Taipeh- DOMINICK A. MERLE
Minuit au large des côtes de Chine. Deux cargos sans lumières entrent dans la Mer de Chine du sud. Leur destination: Taiwan. La cargaison: Plus de 600.000 pièces d’art inestimables, représentant la crème de la créativité Chinoise des 5000 années passées.
Cela se passait en 1949, et ce sombre voyage a marqué le dernier chapitre d’une odyssée de 16 années pour conserver ce fabuleux trésor qui avait été amassé par les empereurs Chinois dans la Cité Interdite durant cinq dynasties. C'était une aventure réelle qui dépassait n'importe quelle histoire portée à l'écran par Hollywood.
Aujourd'hui, cette incroyable collection est exposée de manière tournante au Musée du Palais National à Taipei qui est devenu la première attraction touristique de Taiwan. A travers le monde, on ne trouve pas une exposition aussi raffinée des arts et de la culture chinois.
########
Rédigez la suite du récit ci-dessus consacré à l'acheminement des trésors impériaux chinois vers Taiwan, à partir de sa dernière phrase.
########
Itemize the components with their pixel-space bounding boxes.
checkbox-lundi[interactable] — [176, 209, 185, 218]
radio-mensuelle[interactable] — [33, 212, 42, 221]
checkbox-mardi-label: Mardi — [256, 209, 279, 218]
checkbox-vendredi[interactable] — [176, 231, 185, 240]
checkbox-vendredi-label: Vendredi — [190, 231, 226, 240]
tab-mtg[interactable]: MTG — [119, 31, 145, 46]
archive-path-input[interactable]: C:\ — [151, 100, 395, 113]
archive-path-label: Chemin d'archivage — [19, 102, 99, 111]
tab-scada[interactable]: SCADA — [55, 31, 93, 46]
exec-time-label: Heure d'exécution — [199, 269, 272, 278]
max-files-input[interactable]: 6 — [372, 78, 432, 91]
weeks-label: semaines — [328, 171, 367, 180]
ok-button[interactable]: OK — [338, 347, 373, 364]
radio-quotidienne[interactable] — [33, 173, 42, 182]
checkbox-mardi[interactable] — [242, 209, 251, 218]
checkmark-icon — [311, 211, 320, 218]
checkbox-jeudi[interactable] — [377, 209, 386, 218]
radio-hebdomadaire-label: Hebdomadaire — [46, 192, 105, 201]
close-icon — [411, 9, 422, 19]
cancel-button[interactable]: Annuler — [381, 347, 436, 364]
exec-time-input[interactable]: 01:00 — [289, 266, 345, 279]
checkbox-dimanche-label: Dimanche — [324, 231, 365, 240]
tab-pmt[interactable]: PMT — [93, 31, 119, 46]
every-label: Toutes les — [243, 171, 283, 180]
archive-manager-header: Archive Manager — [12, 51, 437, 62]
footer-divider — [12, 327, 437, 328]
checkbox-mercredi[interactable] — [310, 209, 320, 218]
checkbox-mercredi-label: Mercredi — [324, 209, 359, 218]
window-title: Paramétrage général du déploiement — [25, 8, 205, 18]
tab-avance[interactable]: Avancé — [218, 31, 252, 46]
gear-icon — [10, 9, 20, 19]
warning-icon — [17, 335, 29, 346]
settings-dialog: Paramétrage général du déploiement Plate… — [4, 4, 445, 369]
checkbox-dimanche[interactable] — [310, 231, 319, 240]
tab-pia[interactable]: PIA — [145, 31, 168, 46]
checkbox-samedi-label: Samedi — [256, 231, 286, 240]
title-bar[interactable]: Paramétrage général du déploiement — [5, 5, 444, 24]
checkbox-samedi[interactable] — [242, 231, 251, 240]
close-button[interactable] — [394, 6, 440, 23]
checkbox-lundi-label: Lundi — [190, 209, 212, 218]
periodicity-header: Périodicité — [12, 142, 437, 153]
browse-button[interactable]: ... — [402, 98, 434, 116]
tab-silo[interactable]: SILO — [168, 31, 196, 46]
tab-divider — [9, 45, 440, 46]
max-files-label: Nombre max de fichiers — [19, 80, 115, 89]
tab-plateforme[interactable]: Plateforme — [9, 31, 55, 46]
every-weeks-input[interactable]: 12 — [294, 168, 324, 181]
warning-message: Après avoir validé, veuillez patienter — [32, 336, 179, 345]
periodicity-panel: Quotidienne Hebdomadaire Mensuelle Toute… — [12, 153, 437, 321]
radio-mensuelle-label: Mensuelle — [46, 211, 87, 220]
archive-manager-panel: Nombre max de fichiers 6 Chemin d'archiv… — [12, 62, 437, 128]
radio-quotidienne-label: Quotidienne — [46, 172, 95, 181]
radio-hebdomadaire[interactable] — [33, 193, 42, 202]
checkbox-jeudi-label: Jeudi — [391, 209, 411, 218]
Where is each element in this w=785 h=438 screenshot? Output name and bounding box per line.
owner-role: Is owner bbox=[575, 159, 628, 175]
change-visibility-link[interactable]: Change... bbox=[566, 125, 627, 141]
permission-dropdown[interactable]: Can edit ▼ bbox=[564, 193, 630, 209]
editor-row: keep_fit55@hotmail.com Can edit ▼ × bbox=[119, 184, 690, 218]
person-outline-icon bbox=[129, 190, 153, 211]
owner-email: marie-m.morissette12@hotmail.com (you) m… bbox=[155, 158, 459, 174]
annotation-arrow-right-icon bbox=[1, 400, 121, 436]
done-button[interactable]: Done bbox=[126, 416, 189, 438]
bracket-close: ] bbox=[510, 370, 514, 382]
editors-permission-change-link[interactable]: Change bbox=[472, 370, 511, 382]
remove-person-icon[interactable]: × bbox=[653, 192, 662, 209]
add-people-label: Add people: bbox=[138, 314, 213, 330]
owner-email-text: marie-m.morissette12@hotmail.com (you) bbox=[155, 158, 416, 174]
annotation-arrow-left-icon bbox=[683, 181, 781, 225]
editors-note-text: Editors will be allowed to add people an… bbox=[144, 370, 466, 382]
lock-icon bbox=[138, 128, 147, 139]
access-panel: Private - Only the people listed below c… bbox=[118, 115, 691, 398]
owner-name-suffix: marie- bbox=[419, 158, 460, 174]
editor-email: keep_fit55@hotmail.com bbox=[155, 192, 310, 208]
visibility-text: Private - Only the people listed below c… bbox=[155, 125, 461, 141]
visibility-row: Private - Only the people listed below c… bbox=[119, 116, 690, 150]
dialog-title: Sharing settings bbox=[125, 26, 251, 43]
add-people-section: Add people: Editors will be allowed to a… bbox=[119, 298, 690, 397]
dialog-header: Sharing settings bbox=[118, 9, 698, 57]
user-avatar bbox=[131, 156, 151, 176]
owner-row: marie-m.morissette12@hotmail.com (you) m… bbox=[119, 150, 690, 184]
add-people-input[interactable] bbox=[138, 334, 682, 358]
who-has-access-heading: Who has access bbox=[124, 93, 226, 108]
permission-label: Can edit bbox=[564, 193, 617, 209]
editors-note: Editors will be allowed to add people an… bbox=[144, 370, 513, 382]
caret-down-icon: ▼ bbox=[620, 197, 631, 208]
########
- Résultat de l'exercice
Il faudrait littéralement des décennies pour la voir intégralement. Seulement quelque 4000 pièces sont exposées à chaque fois. Le reste de la collection est entreposé dans des cavernes, telles des ruches, percées dans les montagnes derrière le musée comprenant trois niveaux. Chaque trois mois, la collection est changée sous une forte escorte. Seulement une poignée de gens a la permission d’entrer dans les tunnels pour effectuer le changement.
Le musée était en plein rénovation quand je l'ai visité en août, mais il est resté ouvert au public. Virginia Yen-Ju Chang, une des fonctionnaires du musée, m'a dit qu’avec l’achèvement de la rénovation intérieure, le nombre de pièces à voir peut augmenter à 5000.
"Mais, il faudra encore beaucoup d'années pour les voir toutes", a-t-elle indiqué, en ajoutant qu'elle travaille là depuis six ans et n’a vu qu’une fraction de cette collection. "Je n'ai même jamais été dans les tunnels", conclut-elle.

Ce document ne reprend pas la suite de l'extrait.